#### Supplied information

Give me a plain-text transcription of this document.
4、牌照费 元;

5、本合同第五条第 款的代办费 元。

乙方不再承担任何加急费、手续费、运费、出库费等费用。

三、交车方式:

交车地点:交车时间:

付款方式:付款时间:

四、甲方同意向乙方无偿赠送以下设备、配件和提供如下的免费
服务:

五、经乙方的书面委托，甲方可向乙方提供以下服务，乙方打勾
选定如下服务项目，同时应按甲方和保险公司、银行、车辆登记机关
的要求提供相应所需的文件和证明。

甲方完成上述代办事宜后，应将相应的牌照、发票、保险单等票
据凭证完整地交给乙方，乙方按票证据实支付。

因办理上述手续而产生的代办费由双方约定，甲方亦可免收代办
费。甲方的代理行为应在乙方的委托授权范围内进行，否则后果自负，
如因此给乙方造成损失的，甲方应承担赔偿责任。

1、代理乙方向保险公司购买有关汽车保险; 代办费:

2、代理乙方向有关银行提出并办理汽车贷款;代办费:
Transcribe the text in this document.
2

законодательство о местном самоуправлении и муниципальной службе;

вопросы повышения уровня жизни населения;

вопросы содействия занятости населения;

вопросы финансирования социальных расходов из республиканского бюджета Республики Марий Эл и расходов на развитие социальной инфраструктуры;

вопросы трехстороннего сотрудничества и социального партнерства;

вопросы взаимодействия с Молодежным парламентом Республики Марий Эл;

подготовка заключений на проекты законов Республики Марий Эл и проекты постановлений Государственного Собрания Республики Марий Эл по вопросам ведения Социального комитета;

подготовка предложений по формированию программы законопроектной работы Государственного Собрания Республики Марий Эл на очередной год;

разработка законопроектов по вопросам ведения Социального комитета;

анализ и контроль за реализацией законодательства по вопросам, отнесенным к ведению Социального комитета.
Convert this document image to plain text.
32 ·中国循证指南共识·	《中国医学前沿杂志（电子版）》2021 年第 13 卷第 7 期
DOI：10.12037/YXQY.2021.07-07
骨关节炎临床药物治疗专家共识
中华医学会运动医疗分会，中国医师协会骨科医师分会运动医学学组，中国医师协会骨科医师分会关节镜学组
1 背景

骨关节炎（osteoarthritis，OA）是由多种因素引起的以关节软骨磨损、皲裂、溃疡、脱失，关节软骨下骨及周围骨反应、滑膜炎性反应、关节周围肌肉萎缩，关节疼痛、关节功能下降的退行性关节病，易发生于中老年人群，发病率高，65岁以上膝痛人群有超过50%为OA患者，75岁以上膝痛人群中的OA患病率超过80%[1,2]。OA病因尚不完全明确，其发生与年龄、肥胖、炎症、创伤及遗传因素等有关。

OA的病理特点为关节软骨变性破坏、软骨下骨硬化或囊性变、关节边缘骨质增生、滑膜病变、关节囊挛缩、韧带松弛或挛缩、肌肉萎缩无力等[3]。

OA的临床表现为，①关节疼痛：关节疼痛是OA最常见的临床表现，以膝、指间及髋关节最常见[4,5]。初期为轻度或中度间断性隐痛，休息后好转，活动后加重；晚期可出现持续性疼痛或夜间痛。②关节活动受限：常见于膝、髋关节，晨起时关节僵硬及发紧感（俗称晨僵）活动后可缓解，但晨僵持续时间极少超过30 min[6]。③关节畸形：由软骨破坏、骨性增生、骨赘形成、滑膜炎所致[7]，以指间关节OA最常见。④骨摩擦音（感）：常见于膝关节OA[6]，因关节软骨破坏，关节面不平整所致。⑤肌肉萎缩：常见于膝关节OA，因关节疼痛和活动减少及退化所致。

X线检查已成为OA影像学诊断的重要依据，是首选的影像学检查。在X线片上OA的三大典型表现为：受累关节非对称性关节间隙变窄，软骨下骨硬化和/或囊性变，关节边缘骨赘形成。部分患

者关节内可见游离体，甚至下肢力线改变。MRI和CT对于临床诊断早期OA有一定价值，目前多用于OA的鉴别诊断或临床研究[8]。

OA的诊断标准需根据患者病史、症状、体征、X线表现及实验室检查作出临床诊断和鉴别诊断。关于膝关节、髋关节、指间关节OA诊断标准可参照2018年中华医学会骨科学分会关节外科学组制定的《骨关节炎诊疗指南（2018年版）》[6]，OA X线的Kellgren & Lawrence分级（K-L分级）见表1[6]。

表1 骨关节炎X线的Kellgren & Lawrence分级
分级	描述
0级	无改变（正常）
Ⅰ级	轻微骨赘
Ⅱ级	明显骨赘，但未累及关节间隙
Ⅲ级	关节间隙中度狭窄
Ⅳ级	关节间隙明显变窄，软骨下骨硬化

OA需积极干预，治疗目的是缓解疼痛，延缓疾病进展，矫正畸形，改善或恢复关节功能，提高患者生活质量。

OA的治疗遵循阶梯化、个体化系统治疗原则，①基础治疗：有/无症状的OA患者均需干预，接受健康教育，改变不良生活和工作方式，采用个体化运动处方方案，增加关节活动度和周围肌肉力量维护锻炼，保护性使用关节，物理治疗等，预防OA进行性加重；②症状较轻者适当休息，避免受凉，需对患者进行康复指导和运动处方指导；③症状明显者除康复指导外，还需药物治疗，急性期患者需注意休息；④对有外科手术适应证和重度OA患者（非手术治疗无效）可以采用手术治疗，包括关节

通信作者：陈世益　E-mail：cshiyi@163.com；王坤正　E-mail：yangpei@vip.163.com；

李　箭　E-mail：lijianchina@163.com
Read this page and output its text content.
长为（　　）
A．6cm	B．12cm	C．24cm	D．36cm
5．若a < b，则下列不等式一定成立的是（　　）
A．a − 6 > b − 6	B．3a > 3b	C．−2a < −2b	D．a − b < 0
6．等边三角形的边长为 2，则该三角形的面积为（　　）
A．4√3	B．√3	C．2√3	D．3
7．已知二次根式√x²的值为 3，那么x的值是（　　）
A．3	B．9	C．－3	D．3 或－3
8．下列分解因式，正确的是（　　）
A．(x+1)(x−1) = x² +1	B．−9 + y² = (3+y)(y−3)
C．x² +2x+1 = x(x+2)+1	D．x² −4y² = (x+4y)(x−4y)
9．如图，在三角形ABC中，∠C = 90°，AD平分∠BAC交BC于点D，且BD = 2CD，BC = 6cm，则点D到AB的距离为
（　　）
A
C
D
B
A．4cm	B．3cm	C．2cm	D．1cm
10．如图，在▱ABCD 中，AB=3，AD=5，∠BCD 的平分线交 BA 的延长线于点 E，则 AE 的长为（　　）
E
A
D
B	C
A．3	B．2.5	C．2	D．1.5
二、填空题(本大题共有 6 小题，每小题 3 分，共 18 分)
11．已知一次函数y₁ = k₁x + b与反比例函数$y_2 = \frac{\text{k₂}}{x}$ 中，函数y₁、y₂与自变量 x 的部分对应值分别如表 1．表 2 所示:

########

[What to produce] Write the data from above out again, exactly.

[Output for this exercise]
Give me a plain-text transcription of this document.
4、牌照费 元;

5、本合同第五条第 款的代办费 元。

乙方不再承担任何加急费、手续费、运费、出库费等费用。

三、交车方式:

交车地点:交车时间:

付款方式:付款时间:

四、甲方同意向乙方无偿赠送以下设备、配件和提供如下的免费
服务:

五、经乙方的书面委托，甲方可向乙方提供以下服务，乙方打勾
选定如下服务项目，同时应按甲方和保险公司、银行、车辆登记机关
的要求提供相应所需的文件和证明。

甲方完成上述代办事宜后，应将相应的牌照、发票、保险单等票
据凭证完整地交给乙方，乙方按票证据实支付。

因办理上述手续而产生的代办费由双方约定，甲方亦可免收代办
费。甲方的代理行为应在乙方的委托授权范围内进行，否则后果自负，
如因此给乙方造成损失的，甲方应承担赔偿责任。

1、代理乙方向保险公司购买有关汽车保险; 代办费:

2、代理乙方向有关银行提出并办理汽车贷款;代办费:
Transcribe the text in this document.
2

законодательство о местном самоуправлении и муниципальной службе;

вопросы повышения уровня жизни населения;

вопросы содействия занятости населения;

вопросы финансирования социальных расходов из республиканского бюджета Республики Марий Эл и расходов на развитие социальной инфраструктуры;

вопросы трехстороннего сотрудничества и социального партнерства;

вопросы взаимодействия с Молодежным парламентом Республики Марий Эл;

подготовка заключений на проекты законов Республики Марий Эл и проекты постановлений Государственного Собрания Республики Марий Эл по вопросам ведения Социального комитета;

подготовка предложений по формированию программы законопроектной работы Государственного Собрания Республики Марий Эл на очередной год;

разработка законопроектов по вопросам ведения Социального комитета;

анализ и контроль за реализацией законодательства по вопросам, отнесенным к ведению Социального комитета.
Convert this document image to plain text.
32 ·中国循证指南共识·	《中国医学前沿杂志（电子版）》2021 年第 13 卷第 7 期
DOI：10.12037/YXQY.2021.07-07
骨关节炎临床药物治疗专家共识
中华医学会运动医疗分会，中国医师协会骨科医师分会运动医学学组，中国医师协会骨科医师分会关节镜学组
1 背景

骨关节炎（osteoarthritis，OA）是由多种因素引起的以关节软骨磨损、皲裂、溃疡、脱失，关节软骨下骨及周围骨反应、滑膜炎性反应、关节周围肌肉萎缩，关节疼痛、关节功能下降的退行性关节病，易发生于中老年人群，发病率高，65岁以上膝痛人群有超过50%为OA患者，75岁以上膝痛人群中的OA患病率超过80%[1,2]。OA病因尚不完全明确，其发生与年龄、肥胖、炎症、创伤及遗传因素等有关。

OA的病理特点为关节软骨变性破坏、软骨下骨硬化或囊性变、关节边缘骨质增生、滑膜病变、关节囊挛缩、韧带松弛或挛缩、肌肉萎缩无力等[3]。

OA的临床表现为，①关节疼痛：关节疼痛是OA最常见的临床表现，以膝、指间及髋关节最常见[4,5]。初期为轻度或中度间断性隐痛，休息后好转，活动后加重；晚期可出现持续性疼痛或夜间痛。②关节活动受限：常见于膝、髋关节，晨起时关节僵硬及发紧感（俗称晨僵）活动后可缓解，但晨僵持续时间极少超过30 min[6]。③关节畸形：由软骨破坏、骨性增生、骨赘形成、滑膜炎所致[7]，以指间关节OA最常见。④骨摩擦音（感）：常见于膝关节OA[6]，因关节软骨破坏，关节面不平整所致。⑤肌肉萎缩：常见于膝关节OA，因关节疼痛和活动减少及退化所致。

X线检查已成为OA影像学诊断的重要依据，是首选的影像学检查。在X线片上OA的三大典型表现为：受累关节非对称性关节间隙变窄，软骨下骨硬化和/或囊性变，关节边缘骨赘形成。部分患

者关节内可见游离体，甚至下肢力线改变。MRI和CT对于临床诊断早期OA有一定价值，目前多用于OA的鉴别诊断或临床研究[8]。

OA的诊断标准需根据患者病史、症状、体征、X线表现及实验室检查作出临床诊断和鉴别诊断。关于膝关节、髋关节、指间关节OA诊断标准可参照2018年中华医学会骨科学分会关节外科学组制定的《骨关节炎诊疗指南（2018年版）》[6]，OA X线的Kellgren & Lawrence分级（K-L分级）见表1[6]。

表1 骨关节炎X线的Kellgren & Lawrence分级
分级	描述
0级	无改变（正常）
Ⅰ级	轻微骨赘
Ⅱ级	明显骨赘，但未累及关节间隙
Ⅲ级	关节间隙中度狭窄
Ⅳ级	关节间隙明显变窄，软骨下骨硬化

OA需积极干预，治疗目的是缓解疼痛，延缓疾病进展，矫正畸形，改善或恢复关节功能，提高患者生活质量。

OA的治疗遵循阶梯化、个体化系统治疗原则，①基础治疗：有/无症状的OA患者均需干预，接受健康教育，改变不良生活和工作方式，采用个体化运动处方方案，增加关节活动度和周围肌肉力量维护锻炼，保护性使用关节，物理治疗等，预防OA进行性加重；②症状较轻者适当休息，避免受凉，需对患者进行康复指导和运动处方指导；③症状明显者除康复指导外，还需药物治疗，急性期患者需注意休息；④对有外科手术适应证和重度OA患者（非手术治疗无效）可以采用手术治疗，包括关节

通信作者：陈世益　E-mail：cshiyi@163.com；王坤正　E-mail：yangpei@vip.163.com；

李　箭　E-mail：lijianchina@163.com
Read this page and output its text content.
长为（　　）
A．6cm	B．12cm	C．24cm	D．36cm
5．若a < b，则下列不等式一定成立的是（　　）
A．a − 6 > b − 6	B．3a > 3b	C．−2a < −2b	D．a − b < 0
6．等边三角形的边长为 2，则该三角形的面积为（　　）
A．4√3	B．√3	C．2√3	D．3
7．已知二次根式√x²的值为 3，那么x的值是（　　）
A．3	B．9	C．－3	D．3 或－3
8．下列分解因式，正确的是（　　）
A．(x+1)(x−1) = x² +1	B．−9 + y² = (3+y)(y−3)
C．x² +2x+1 = x(x+2)+1	D．x² −4y² = (x+4y)(x−4y)
9．如图，在三角形ABC中，∠C = 90°，AD平分∠BAC交BC于点D，且BD = 2CD，BC = 6cm，则点D到AB的距离为
（　　）
A
C
D
B
A．4cm	B．3cm	C．2cm	D．1cm
10．如图，在▱ABCD 中，AB=3，AD=5，∠BCD 的平分线交 BA 的延长线于点 E，则 AE 的长为（　　）
E
A
D
B	C
A．3	B．2.5	C．2	D．1.5
二、填空题(本大题共有 6 小题，每小题 3 分，共 18 分)
11．已知一次函数y₁ = k₁x + b与反比例函数$y_2 = \frac{\text{k₂}}{x}$ 中，函数y₁、y₂与自变量 x 的部分对应值分别如表 1．表 2 所示:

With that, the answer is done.